Work to do
Write out the whole listing exactly as it stands.

[Dataset records]
## begin
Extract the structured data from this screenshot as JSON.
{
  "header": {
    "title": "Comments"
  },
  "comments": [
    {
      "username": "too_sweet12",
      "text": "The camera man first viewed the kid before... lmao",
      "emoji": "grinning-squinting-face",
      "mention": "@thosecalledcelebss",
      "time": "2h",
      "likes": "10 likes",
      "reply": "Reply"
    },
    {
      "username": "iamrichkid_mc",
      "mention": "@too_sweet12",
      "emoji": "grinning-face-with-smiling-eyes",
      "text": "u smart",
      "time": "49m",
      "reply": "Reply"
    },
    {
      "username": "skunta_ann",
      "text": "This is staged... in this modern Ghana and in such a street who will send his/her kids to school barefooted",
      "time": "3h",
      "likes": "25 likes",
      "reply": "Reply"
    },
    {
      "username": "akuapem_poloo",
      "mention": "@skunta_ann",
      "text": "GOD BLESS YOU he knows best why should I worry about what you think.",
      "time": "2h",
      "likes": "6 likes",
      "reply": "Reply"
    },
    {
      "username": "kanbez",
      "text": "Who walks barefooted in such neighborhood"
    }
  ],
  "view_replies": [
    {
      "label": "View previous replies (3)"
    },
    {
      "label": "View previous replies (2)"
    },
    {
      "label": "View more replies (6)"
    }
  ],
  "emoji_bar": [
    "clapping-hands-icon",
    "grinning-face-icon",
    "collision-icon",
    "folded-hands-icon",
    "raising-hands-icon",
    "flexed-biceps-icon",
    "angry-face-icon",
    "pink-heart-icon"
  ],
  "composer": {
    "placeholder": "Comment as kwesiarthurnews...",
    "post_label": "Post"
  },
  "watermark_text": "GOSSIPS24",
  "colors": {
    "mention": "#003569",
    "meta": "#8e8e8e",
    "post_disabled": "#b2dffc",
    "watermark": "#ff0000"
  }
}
## end
Solution to this exercise
Extract the structured data from this screenshot as JSON.
{
  "header": {
    "title": "Comments"
  },
  "comments": [
    {
      "username": "too_sweet12",
      "text": "The camera man first viewed the kid before... lmao",
      "emoji": "grinning-squinting-face",
      "mention": "@thosecalledcelebss",
      "time": "2h",
      "likes": "10 likes",
      "reply": "Reply"
    },
    {
      "username": "iamrichkid_mc",
      "mention": "@too_sweet12",
      "emoji": "grinning-face-with-smiling-eyes",
      "text": "u smart",
      "time": "49m",
      "reply": "Reply"
    },
    {
      "username": "skunta_ann",
      "text": "This is staged... in this modern Ghana and in such a street who will send his/her kids to school barefooted",
      "time": "3h",
      "likes": "25 likes",
      "reply": "Reply"
    },
    {
      "username": "akuapem_poloo",
      "mention": "@skunta_ann",
      "text": "GOD BLESS YOU he knows best why should I worry about what you think.",
      "time": "2h",
      "likes": "6 likes",
      "reply": "Reply"
    },
    {
      "username": "kanbez",
      "text": "Who walks barefooted in such neighborhood"
    }
  ],
  "view_replies": [
    {
      "label": "View previous replies (3)"
    },
    {
      "label": "View previous replies (2)"
    },
    {
      "label": "View more replies (6)"
    }
  ],
  "emoji_bar": [
    "clapping-hands-icon",
    "grinning-face-icon",
    "collision-icon",
    "folded-hands-icon",
    "raising-hands-icon",
    "flexed-biceps-icon",
    "angry-face-icon",
    "pink-heart-icon"
  ],
  "composer": {
    "placeholder": "Comment as kwesiarthurnews...",
    "post_label": "Post"
  },
  "watermark_text": "GOSSIPS24",
  "colors": {
    "mention": "#003569",
    "meta": "#8e8e8e",
    "post_disabled": "#b2dffc",
    "watermark": "#ff0000"
  }
}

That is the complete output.